▶ _Provided text_:
════════
Action director and Western veteran John Sturges is out of his element in this lumbering 1965 comedy—a big budget mix of wagon train epic, slapstick, and free-for-all action that seems to aim for the scope of It's a Mad, Mad, Mad, Mad World. Burt Lancaster stars as a cavalry officer accompanying a wagon train full of whisky that is headed for Denver, and Lee Remick is the spirited temperance leader who leads her followers (including Pamela Tiffin as Lancaster's daughter) into Indian country to intercept the shipment. The story also sends an Indian raiding party (made up of white actors like Martin Landau playing offensive stereotypes in redface makeup), striking Irish teamsters, and a Denver citizen's committee (led by Brian Keith) into the desert, where all collide in a blinding dust storm. Featuring hundreds of actors and extras, the massive production was shot in Ultra Panavision 70, an expensive process reserved for spectacles, but while Sturges does indeed deliver impressive action set pieces his approach to comedy is broad and cartoonish, with outsized slapstick performances from the likes of Donald Pleasence as a whisky-soused tracker. Lancaster manages to maintain a modicum of dignity and Remick embraces her role as a passionate reformer, while costar Jim Hutton is amiable as the young second in command, but the film was a flop upon release and only looks worse with age due to its clownish stereotypes and thin story. Presented in its 155-minute version (10 minutes short of the complete roadshow cut) with the overture, this is not a necessary purchase. (S. Axmaker)
════════
▶ _Dataset_:
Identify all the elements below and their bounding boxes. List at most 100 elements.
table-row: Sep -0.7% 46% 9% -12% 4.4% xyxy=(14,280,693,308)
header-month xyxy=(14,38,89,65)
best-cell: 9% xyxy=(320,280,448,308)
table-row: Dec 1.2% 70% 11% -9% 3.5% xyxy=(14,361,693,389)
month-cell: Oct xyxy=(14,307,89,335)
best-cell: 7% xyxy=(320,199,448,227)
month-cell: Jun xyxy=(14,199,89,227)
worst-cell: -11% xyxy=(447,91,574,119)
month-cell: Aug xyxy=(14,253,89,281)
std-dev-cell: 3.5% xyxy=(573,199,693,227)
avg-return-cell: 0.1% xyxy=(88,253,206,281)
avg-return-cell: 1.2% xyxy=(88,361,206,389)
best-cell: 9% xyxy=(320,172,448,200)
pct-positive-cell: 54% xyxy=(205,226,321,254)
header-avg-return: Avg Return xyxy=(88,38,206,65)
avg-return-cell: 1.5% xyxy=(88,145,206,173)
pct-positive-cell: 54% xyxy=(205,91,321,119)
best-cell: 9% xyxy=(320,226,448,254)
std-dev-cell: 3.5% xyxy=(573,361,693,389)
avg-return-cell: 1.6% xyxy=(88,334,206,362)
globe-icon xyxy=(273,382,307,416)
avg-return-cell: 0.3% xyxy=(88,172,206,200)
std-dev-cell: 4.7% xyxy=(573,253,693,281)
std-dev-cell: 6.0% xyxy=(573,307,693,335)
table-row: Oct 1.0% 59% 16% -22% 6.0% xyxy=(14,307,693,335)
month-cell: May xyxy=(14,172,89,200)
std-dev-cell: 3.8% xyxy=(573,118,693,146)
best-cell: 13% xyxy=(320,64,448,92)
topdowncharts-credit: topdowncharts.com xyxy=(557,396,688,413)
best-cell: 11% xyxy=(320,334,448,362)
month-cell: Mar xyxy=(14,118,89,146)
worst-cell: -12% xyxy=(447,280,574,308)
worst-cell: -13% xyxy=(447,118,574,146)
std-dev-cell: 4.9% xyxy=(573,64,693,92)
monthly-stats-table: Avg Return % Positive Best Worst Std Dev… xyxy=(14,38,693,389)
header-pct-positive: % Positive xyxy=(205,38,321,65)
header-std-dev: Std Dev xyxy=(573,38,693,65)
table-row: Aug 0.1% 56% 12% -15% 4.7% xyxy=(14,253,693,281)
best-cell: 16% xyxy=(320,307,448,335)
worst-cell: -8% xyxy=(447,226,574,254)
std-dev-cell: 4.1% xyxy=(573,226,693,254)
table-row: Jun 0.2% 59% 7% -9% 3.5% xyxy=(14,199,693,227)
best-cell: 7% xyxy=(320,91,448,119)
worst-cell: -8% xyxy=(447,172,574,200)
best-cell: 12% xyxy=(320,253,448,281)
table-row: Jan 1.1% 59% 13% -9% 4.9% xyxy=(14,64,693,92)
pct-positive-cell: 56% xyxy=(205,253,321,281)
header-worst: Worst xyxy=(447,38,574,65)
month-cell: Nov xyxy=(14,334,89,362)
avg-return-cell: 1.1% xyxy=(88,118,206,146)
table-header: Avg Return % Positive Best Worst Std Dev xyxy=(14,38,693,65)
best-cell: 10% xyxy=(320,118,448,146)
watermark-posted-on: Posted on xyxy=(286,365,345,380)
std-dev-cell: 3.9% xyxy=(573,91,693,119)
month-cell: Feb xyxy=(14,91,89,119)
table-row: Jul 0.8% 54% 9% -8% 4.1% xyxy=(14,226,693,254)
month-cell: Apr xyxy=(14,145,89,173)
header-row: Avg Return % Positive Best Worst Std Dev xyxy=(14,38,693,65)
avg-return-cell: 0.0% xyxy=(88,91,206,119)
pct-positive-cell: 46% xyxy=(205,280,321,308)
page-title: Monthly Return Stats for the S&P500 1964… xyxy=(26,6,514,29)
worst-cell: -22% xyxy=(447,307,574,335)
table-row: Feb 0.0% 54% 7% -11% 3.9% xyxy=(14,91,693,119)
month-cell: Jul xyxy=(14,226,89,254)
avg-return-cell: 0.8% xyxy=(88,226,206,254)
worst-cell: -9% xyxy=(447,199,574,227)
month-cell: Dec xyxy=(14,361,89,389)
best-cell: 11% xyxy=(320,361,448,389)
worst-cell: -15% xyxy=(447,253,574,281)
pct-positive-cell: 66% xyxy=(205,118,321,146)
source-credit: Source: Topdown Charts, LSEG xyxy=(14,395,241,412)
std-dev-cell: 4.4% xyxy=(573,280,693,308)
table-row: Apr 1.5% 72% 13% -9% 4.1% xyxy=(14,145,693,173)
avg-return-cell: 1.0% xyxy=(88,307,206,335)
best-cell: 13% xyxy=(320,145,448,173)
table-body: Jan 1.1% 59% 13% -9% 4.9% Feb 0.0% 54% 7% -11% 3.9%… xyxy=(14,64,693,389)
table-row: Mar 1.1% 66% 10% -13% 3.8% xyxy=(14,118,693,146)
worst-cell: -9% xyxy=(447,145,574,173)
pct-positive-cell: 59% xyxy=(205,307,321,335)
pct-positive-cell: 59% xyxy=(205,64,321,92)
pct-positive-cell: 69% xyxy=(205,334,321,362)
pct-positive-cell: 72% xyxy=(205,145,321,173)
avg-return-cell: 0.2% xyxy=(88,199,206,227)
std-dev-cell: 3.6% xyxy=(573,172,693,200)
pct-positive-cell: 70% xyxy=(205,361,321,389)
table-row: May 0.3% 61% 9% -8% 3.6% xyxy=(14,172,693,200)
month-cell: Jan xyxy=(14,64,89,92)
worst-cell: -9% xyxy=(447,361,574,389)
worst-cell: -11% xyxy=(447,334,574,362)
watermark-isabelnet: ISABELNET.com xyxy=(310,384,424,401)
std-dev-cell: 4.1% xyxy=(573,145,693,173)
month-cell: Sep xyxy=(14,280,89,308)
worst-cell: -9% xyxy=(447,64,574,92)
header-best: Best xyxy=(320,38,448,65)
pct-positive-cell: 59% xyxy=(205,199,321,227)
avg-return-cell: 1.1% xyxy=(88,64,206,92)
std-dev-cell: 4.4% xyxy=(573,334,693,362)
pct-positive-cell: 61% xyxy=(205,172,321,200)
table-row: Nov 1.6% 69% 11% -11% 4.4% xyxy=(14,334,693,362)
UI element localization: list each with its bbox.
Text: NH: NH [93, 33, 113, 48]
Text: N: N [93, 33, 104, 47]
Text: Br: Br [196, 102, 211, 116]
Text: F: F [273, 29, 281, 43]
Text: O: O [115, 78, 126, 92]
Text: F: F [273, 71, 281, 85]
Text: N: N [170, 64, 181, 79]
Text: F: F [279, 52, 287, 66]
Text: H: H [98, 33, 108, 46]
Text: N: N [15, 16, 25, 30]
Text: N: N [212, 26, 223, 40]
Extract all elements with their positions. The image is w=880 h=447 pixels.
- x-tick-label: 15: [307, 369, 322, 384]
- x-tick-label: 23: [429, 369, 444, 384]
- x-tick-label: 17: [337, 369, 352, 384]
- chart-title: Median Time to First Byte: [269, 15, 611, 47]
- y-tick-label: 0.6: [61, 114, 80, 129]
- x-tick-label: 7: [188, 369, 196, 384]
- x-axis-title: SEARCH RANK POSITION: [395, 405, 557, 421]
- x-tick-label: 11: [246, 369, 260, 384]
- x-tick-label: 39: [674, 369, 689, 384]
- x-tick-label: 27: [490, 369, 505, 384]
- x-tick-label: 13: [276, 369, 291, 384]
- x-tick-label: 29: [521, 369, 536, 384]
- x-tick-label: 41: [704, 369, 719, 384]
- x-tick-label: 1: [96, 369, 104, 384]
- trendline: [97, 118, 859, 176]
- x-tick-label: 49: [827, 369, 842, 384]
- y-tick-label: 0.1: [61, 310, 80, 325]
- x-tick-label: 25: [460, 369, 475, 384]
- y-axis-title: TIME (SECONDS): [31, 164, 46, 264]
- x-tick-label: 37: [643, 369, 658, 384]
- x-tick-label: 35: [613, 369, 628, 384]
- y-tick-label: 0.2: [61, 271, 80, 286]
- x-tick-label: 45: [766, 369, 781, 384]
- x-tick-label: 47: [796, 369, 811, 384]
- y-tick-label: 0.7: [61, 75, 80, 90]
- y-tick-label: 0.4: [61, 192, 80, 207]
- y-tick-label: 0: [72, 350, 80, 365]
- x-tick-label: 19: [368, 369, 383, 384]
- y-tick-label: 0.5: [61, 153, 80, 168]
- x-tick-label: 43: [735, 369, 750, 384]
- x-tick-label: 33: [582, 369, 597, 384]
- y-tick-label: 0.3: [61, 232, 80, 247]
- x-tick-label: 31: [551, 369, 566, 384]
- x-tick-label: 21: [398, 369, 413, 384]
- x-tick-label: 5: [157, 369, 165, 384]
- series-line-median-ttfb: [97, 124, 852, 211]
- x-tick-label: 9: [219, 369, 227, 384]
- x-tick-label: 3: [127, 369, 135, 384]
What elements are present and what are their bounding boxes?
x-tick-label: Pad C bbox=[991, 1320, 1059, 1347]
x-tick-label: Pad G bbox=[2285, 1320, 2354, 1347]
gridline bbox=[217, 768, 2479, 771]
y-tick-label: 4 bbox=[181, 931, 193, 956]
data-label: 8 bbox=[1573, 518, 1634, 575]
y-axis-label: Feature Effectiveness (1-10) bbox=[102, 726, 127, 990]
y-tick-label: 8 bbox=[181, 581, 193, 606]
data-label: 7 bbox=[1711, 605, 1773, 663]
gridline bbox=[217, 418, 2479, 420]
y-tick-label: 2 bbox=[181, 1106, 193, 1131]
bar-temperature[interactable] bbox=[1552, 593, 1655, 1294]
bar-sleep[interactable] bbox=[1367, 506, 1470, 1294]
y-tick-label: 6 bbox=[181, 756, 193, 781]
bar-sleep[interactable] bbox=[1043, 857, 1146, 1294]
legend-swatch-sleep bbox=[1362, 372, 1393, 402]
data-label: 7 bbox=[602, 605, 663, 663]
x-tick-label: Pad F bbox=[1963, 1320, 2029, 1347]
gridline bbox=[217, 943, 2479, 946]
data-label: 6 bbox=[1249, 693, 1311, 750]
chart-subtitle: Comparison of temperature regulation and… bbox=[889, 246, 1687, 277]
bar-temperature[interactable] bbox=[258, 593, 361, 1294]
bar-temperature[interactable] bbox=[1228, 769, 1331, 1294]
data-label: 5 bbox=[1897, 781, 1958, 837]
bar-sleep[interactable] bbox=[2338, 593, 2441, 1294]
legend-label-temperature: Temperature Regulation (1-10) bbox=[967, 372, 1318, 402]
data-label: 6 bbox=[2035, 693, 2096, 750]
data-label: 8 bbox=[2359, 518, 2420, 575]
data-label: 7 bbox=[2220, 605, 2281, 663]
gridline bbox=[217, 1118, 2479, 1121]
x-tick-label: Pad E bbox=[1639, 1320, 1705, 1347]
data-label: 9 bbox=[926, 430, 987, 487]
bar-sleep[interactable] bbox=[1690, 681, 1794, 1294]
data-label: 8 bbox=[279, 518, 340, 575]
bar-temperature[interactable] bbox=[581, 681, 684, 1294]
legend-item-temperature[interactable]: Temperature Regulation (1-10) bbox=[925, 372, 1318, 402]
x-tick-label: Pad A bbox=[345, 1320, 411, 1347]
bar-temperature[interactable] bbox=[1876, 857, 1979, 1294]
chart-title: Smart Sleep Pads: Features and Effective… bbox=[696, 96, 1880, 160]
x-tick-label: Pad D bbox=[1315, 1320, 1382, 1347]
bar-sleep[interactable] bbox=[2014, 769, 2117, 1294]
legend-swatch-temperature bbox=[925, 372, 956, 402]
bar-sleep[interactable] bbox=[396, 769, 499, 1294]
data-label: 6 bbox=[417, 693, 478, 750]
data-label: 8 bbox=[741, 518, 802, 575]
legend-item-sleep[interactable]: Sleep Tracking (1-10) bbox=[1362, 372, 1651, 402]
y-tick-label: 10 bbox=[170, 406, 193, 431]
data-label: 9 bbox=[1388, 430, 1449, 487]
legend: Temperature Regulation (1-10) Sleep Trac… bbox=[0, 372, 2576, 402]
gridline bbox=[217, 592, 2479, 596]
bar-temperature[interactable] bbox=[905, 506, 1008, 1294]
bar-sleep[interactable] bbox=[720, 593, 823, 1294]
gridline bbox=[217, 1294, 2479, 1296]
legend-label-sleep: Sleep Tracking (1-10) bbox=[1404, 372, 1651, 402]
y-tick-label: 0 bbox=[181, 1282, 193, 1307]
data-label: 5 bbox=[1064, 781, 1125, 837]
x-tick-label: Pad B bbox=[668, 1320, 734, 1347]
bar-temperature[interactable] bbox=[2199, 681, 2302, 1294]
════════
▶ _Required work_: Reproduce the entire film review word for word. Work only from the film review above, not from the data.

▶ _Result of the task_:
Action director and Western veteran John Sturges is out of his element in this lumbering 1965 comedy—a big budget mix of wagon train epic, slapstick, and free-for-all action that seems to aim for the scope of It's a Mad, Mad, Mad, Mad World. Burt Lancaster stars as a cavalry officer accompanying a wagon train full of whisky that is headed for Denver, and Lee Remick is the spirited temperance leader who leads her followers (including Pamela Tiffin as Lancaster's daughter) into Indian country to intercept the shipment. The story also sends an Indian raiding party (made up of white actors like Martin Landau playing offensive stereotypes in redface makeup), striking Irish teamsters, and a Denver citizen's committee (led by Brian Keith) into the desert, where all collide in a blinding dust storm. Featuring hundreds of actors and extras, the massive production was shot in Ultra Panavision 70, an expensive process reserved for spectacles, but while Sturges does indeed deliver impressive action set pieces his approach to comedy is broad and cartoonish, with outsized slapstick performances from the likes of Donald Pleasence as a whisky-soused tracker. Lancaster manages to maintain a modicum of dignity and Remick embraces her role as a passionate reformer, while costar Jim Hutton is amiable as the young second in command, but the film was a flop upon release and only looks worse with age due to its clownish stereotypes and thin story. Presented in its 155-minute version (10 minutes short of the complete roadshow cut) with the overture, this is not a necessary purchase. (S. Axmaker)